» Task requirements
Reproduce each line from the records that holds "JSON".

» Records to use
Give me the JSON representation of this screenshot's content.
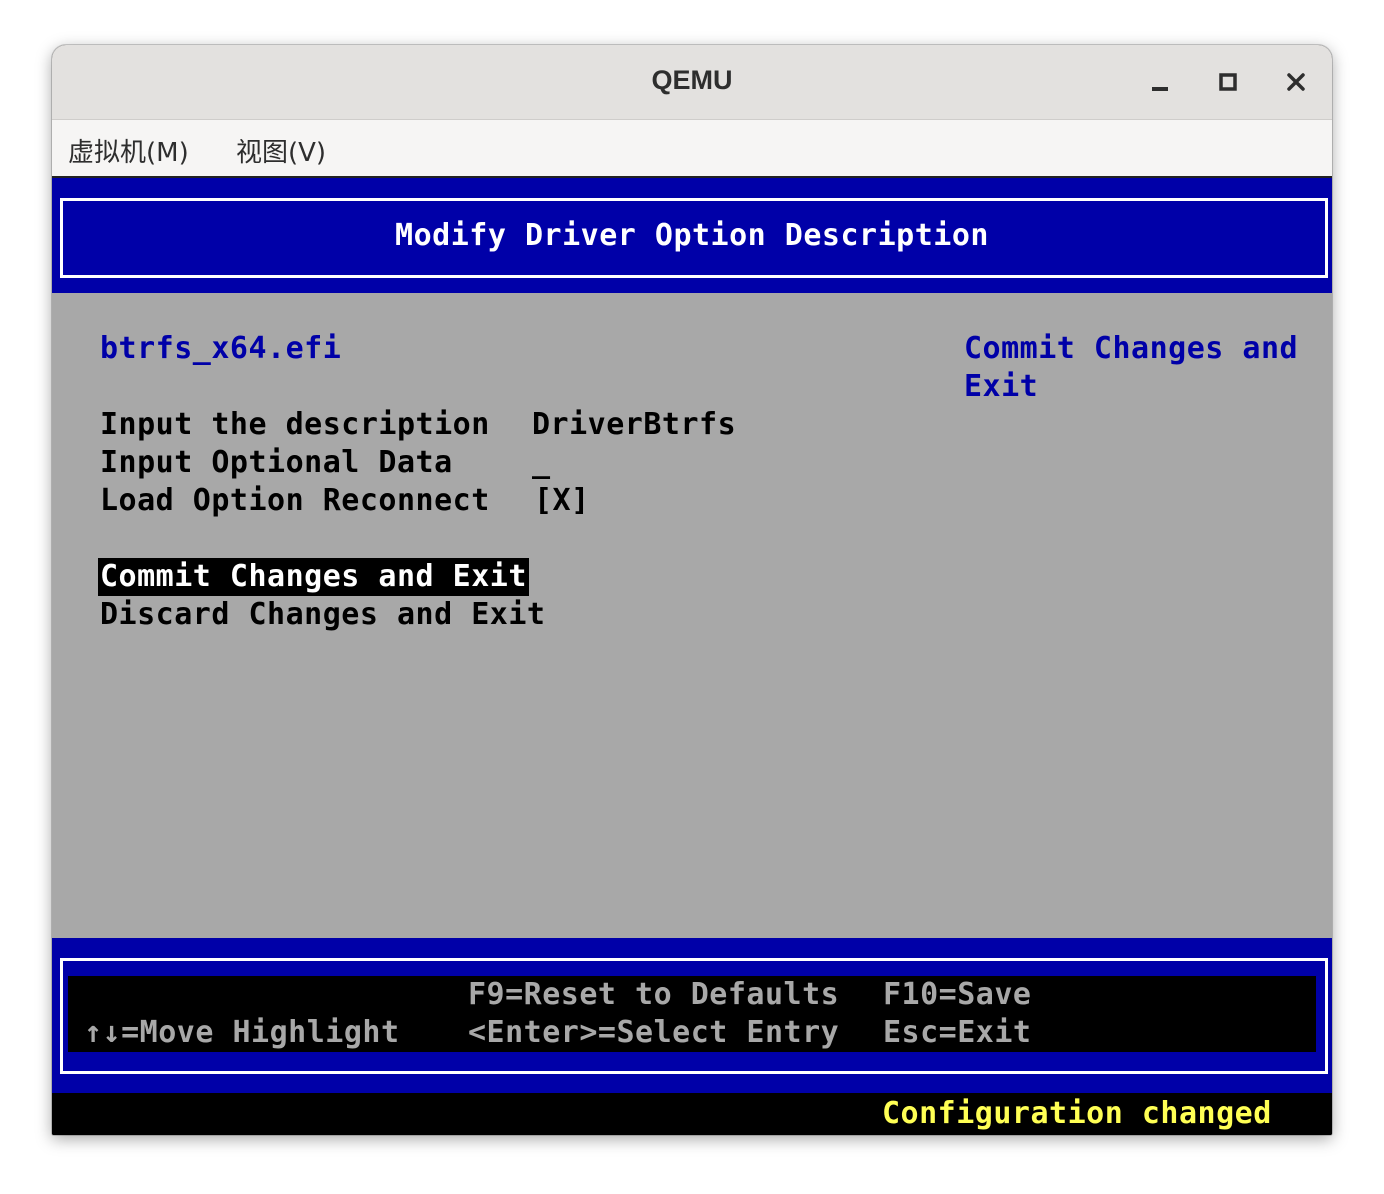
{
  "window": {
    "title": "QEMU",
    "controls": {
      "minimize_icon": "minimize-icon",
      "maximize_icon": "maximize-icon",
      "close_icon": "close-icon"
    }
  },
  "menubar": {
    "items": [
      {
        "label": "虚拟机(M)"
      },
      {
        "label": "视图(V)"
      }
    ]
  },
  "bios": {
    "header_title": "Modify Driver Option Description",
    "driver_file": "btrfs_x64.efi",
    "fields": [
      {
        "label": "Input the description",
        "value": "DriverBtrfs"
      },
      {
        "label": "Input Optional Data",
        "value": "_"
      },
      {
        "label": "Load Option Reconnect",
        "value": "[X]"
      }
    ],
    "actions": [
      {
        "label": "Commit Changes and Exit",
        "selected": true
      },
      {
        "label": "Discard Changes and Exit",
        "selected": false
      }
    ],
    "help_text": [
      "Commit Changes and",
      "Exit"
    ],
    "footer": {
      "move": "↑↓=Move Highlight",
      "reset": "F9=Reset to Defaults",
      "select": "<Enter>=Select Entry",
      "save": "F10=Save",
      "exit": "Esc=Exit"
    },
    "status": "Configuration changed",
    "colors": {
      "blue": "#0000a8",
      "gray": "#a8a8a8",
      "yellow": "#ffff54",
      "black": "#000000",
      "white": "#ffffff"
    }
  }
}
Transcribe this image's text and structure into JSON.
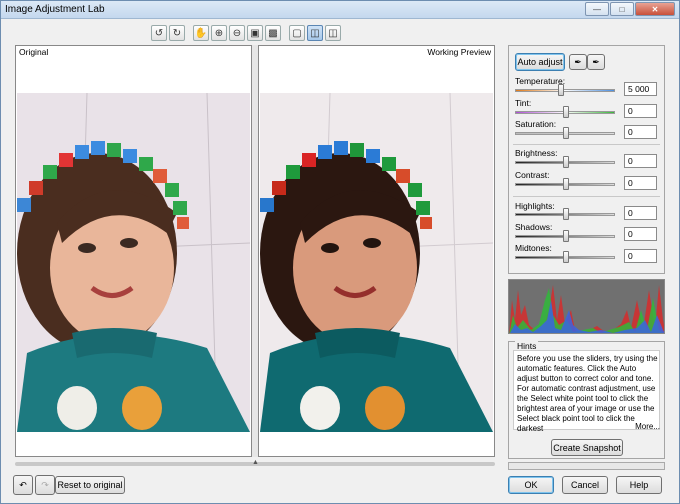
{
  "window": {
    "title": "Image Adjustment Lab",
    "buttons": [
      "minimize",
      "maximize",
      "close"
    ]
  },
  "toolbar": {
    "tools": [
      {
        "icon": "rotate-left-icon",
        "active": false
      },
      {
        "icon": "rotate-right-icon",
        "active": false
      },
      {
        "icon": "pan-hand-icon",
        "active": false
      },
      {
        "icon": "zoom-in-icon",
        "active": false
      },
      {
        "icon": "zoom-out-icon",
        "active": false
      },
      {
        "icon": "zoom-fit-icon",
        "active": false
      },
      {
        "icon": "actual-size-icon",
        "active": false
      },
      {
        "icon": "single-view-icon",
        "active": false
      },
      {
        "icon": "split-view-icon",
        "active": true
      },
      {
        "icon": "split-preview-icon",
        "active": false
      }
    ]
  },
  "panes": {
    "left_label": "Original",
    "right_label": "Working Preview"
  },
  "adjust": {
    "auto_adjust": "Auto adjust",
    "white_point_icon": "white-point-eyedropper-icon",
    "black_point_icon": "black-point-eyedropper-icon",
    "temperature": {
      "label": "Temperature:",
      "value": "5 000",
      "level": 0.45
    },
    "tint": {
      "label": "Tint:",
      "value": "0",
      "level": 0.5
    },
    "saturation": {
      "label": "Saturation:",
      "value": "0",
      "level": 0.5
    },
    "brightness": {
      "label": "Brightness:",
      "value": "0",
      "level": 0.5
    },
    "contrast": {
      "label": "Contrast:",
      "value": "0",
      "level": 0.5
    },
    "highlights": {
      "label": "Highlights:",
      "value": "0",
      "level": 0.5
    },
    "shadows": {
      "label": "Shadows:",
      "value": "0",
      "level": 0.5
    },
    "midtones": {
      "label": "Midtones:",
      "value": "0",
      "level": 0.5
    }
  },
  "hints": {
    "label": "Hints",
    "text": "Before you use the sliders, try using the automatic features. Click the Auto adjust button to correct color and tone. For automatic contrast adjustment, use the Select white point tool to click the brightest area of your image or use the Select black point tool to click the darkest",
    "more": "More..."
  },
  "create_snapshot": "Create Snapshot",
  "bottom": {
    "undo_icon": "undo-icon",
    "redo_icon": "redo-icon",
    "reset": "Reset to original",
    "ok": "OK",
    "cancel": "Cancel",
    "help": "Help"
  },
  "colors": {
    "accent": "#3c7fb1",
    "title_bar": "#c4d8ee"
  }
}
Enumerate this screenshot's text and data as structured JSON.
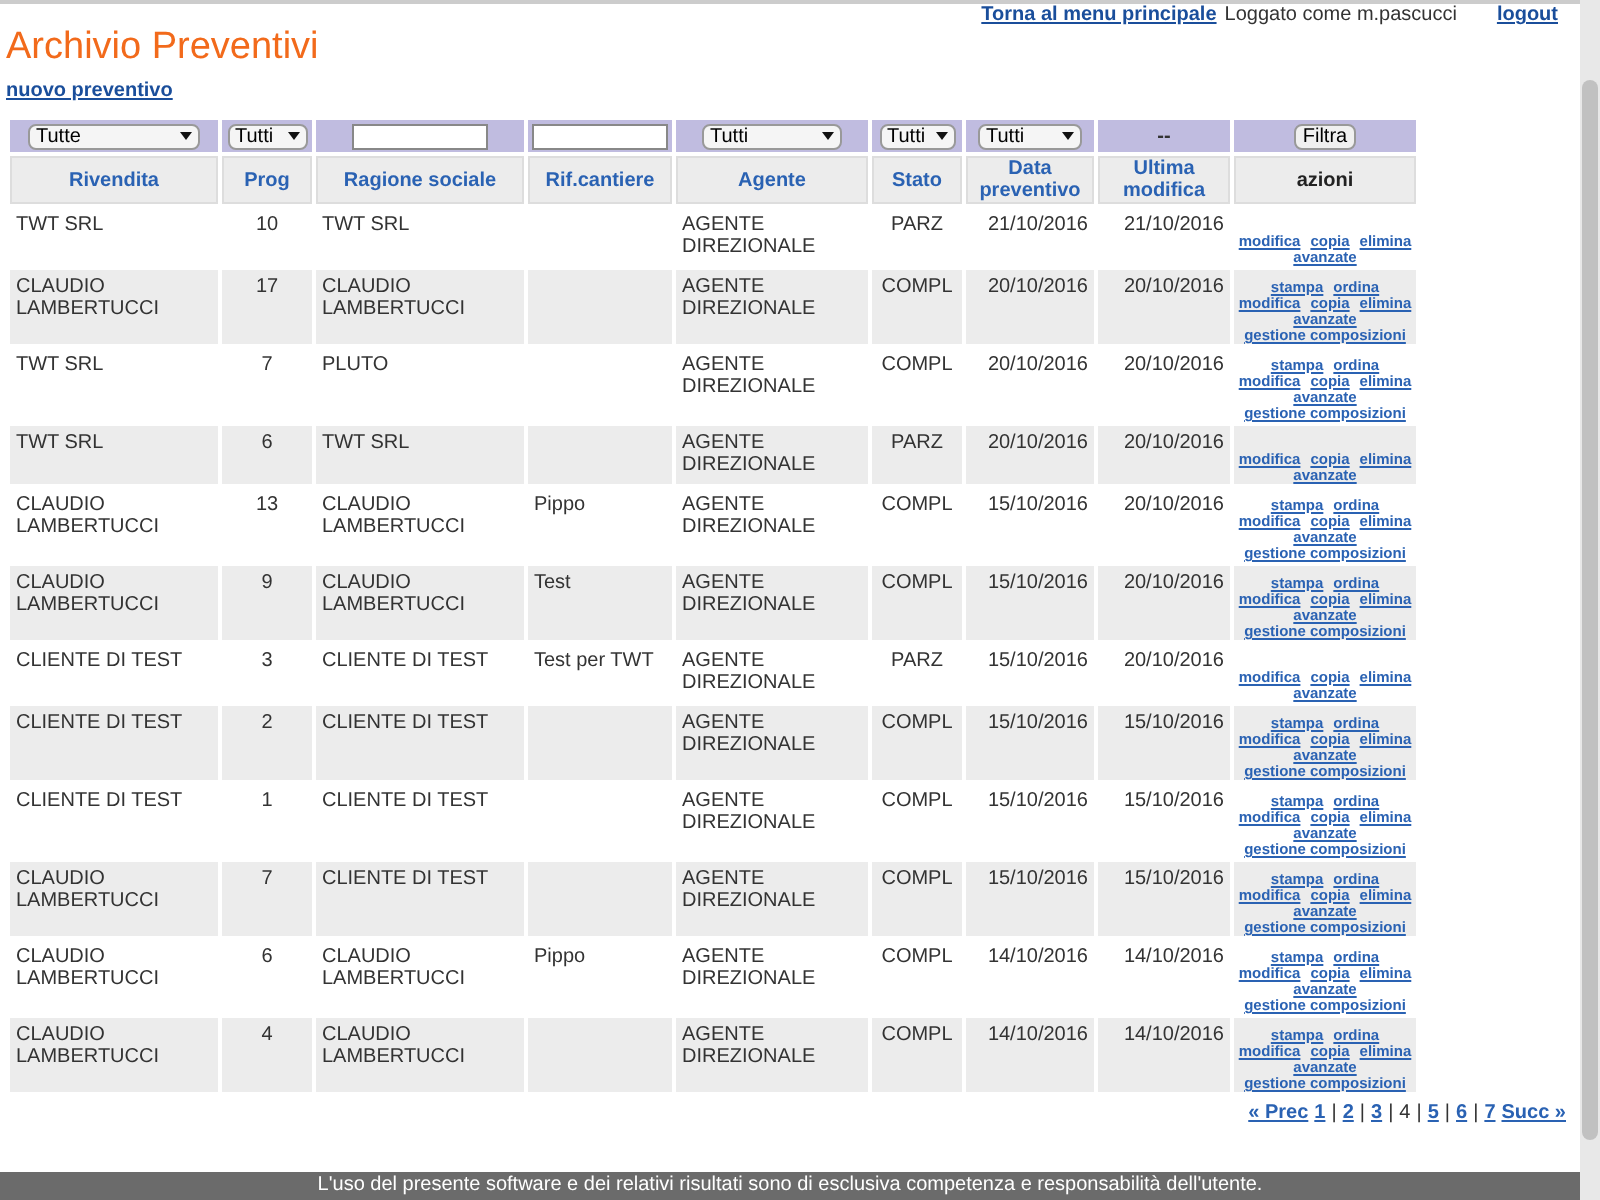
{
  "top_bar": {
    "menu_link": "Torna al menu principale",
    "user_text": "Loggato come m.pascucci",
    "logout_link": "logout"
  },
  "title": "Archivio Preventivi",
  "new_link": "nuovo preventivo",
  "filters": [
    {
      "kind": "select",
      "value": "Tutte"
    },
    {
      "kind": "select",
      "value": "Tutti"
    },
    {
      "kind": "input"
    },
    {
      "kind": "input"
    },
    {
      "kind": "select",
      "value": "Tutti"
    },
    {
      "kind": "select",
      "value": "Tutti"
    },
    {
      "kind": "select",
      "value": "Tutti"
    },
    {
      "kind": "text",
      "value": "--"
    },
    {
      "kind": "button",
      "value": "Filtra"
    }
  ],
  "table": {
    "columns": [
      "Rivendita",
      "Prog",
      "Ragione sociale",
      "Rif.cantiere",
      "Agente",
      "Stato",
      "Data preventivo",
      "Ultima modifica",
      "azioni"
    ],
    "rows": [
      {
        "cells": [
          "TWT SRL",
          "10",
          "TWT SRL",
          "",
          "AGENTE DIREZIONALE",
          "PARZ",
          "21/10/2016",
          "21/10/2016"
        ],
        "actions": [
          [
            "modifica",
            "copia",
            "elimina"
          ],
          [
            "avanzate"
          ]
        ]
      },
      {
        "cells": [
          "CLAUDIO LAMBERTUCCI",
          "17",
          "CLAUDIO LAMBERTUCCI",
          "",
          "AGENTE DIREZIONALE",
          "COMPL",
          "20/10/2016",
          "20/10/2016"
        ],
        "actions": [
          [
            "stampa",
            "ordina"
          ],
          [
            "modifica",
            "copia",
            "elimina"
          ],
          [
            "avanzate"
          ],
          [
            "gestione composizioni"
          ]
        ]
      },
      {
        "cells": [
          "TWT SRL",
          "7",
          "PLUTO",
          "",
          "AGENTE DIREZIONALE",
          "COMPL",
          "20/10/2016",
          "20/10/2016"
        ],
        "actions": [
          [
            "stampa",
            "ordina"
          ],
          [
            "modifica",
            "copia",
            "elimina"
          ],
          [
            "avanzate"
          ],
          [
            "gestione composizioni"
          ]
        ]
      },
      {
        "cells": [
          "TWT SRL",
          "6",
          "TWT SRL",
          "",
          "AGENTE DIREZIONALE",
          "PARZ",
          "20/10/2016",
          "20/10/2016"
        ],
        "actions": [
          [
            "modifica",
            "copia",
            "elimina"
          ],
          [
            "avanzate"
          ]
        ]
      },
      {
        "cells": [
          "CLAUDIO LAMBERTUCCI",
          "13",
          "CLAUDIO LAMBERTUCCI",
          "Pippo",
          "AGENTE DIREZIONALE",
          "COMPL",
          "15/10/2016",
          "20/10/2016"
        ],
        "actions": [
          [
            "stampa",
            "ordina"
          ],
          [
            "modifica",
            "copia",
            "elimina"
          ],
          [
            "avanzate"
          ],
          [
            "gestione composizioni"
          ]
        ]
      },
      {
        "cells": [
          "CLAUDIO LAMBERTUCCI",
          "9",
          "CLAUDIO LAMBERTUCCI",
          "Test",
          "AGENTE DIREZIONALE",
          "COMPL",
          "15/10/2016",
          "20/10/2016"
        ],
        "actions": [
          [
            "stampa",
            "ordina"
          ],
          [
            "modifica",
            "copia",
            "elimina"
          ],
          [
            "avanzate"
          ],
          [
            "gestione composizioni"
          ]
        ]
      },
      {
        "cells": [
          "CLIENTE DI TEST",
          "3",
          "CLIENTE DI TEST",
          "Test per TWT",
          "AGENTE DIREZIONALE",
          "PARZ",
          "15/10/2016",
          "20/10/2016"
        ],
        "actions": [
          [
            "modifica",
            "copia",
            "elimina"
          ],
          [
            "avanzate"
          ]
        ]
      },
      {
        "cells": [
          "CLIENTE DI TEST",
          "2",
          "CLIENTE DI TEST",
          "",
          "AGENTE DIREZIONALE",
          "COMPL",
          "15/10/2016",
          "15/10/2016"
        ],
        "actions": [
          [
            "stampa",
            "ordina"
          ],
          [
            "modifica",
            "copia",
            "elimina"
          ],
          [
            "avanzate"
          ],
          [
            "gestione composizioni"
          ]
        ]
      },
      {
        "cells": [
          "CLIENTE DI TEST",
          "1",
          "CLIENTE DI TEST",
          "",
          "AGENTE DIREZIONALE",
          "COMPL",
          "15/10/2016",
          "15/10/2016"
        ],
        "actions": [
          [
            "stampa",
            "ordina"
          ],
          [
            "modifica",
            "copia",
            "elimina"
          ],
          [
            "avanzate"
          ],
          [
            "gestione composizioni"
          ]
        ]
      },
      {
        "cells": [
          "CLAUDIO LAMBERTUCCI",
          "7",
          "CLIENTE DI TEST",
          "",
          "AGENTE DIREZIONALE",
          "COMPL",
          "15/10/2016",
          "15/10/2016"
        ],
        "actions": [
          [
            "stampa",
            "ordina"
          ],
          [
            "modifica",
            "copia",
            "elimina"
          ],
          [
            "avanzate"
          ],
          [
            "gestione composizioni"
          ]
        ]
      },
      {
        "cells": [
          "CLAUDIO LAMBERTUCCI",
          "6",
          "CLAUDIO LAMBERTUCCI",
          "Pippo",
          "AGENTE DIREZIONALE",
          "COMPL",
          "14/10/2016",
          "14/10/2016"
        ],
        "actions": [
          [
            "stampa",
            "ordina"
          ],
          [
            "modifica",
            "copia",
            "elimina"
          ],
          [
            "avanzate"
          ],
          [
            "gestione composizioni"
          ]
        ]
      },
      {
        "cells": [
          "CLAUDIO LAMBERTUCCI",
          "4",
          "CLAUDIO LAMBERTUCCI",
          "",
          "AGENTE DIREZIONALE",
          "COMPL",
          "14/10/2016",
          "14/10/2016"
        ],
        "actions": [
          [
            "stampa",
            "ordina"
          ],
          [
            "modifica",
            "copia",
            "elimina"
          ],
          [
            "avanzate"
          ],
          [
            "gestione composizioni"
          ]
        ]
      }
    ]
  },
  "pagination": {
    "separator": "|",
    "pages": [
      {
        "label": "« Prec",
        "selected": false
      },
      {
        "label": "1",
        "selected": false
      },
      {
        "label": "2",
        "selected": false
      },
      {
        "label": "3",
        "selected": false
      },
      {
        "label": "4",
        "selected": true
      },
      {
        "label": "5",
        "selected": false
      },
      {
        "label": "6",
        "selected": false
      },
      {
        "label": "7",
        "selected": false
      },
      {
        "label": "Succ »",
        "selected": false
      }
    ]
  },
  "footer": "L'uso del presente software e dei relativi risultati sono di esclusiva competenza e responsabilità dell'utente."
}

» Written response
Give me the JSON representation of this screenshot's content.
Transcribe this image's text and structure into JSON.
Enumerate this screenshot's text and data as structured JSON.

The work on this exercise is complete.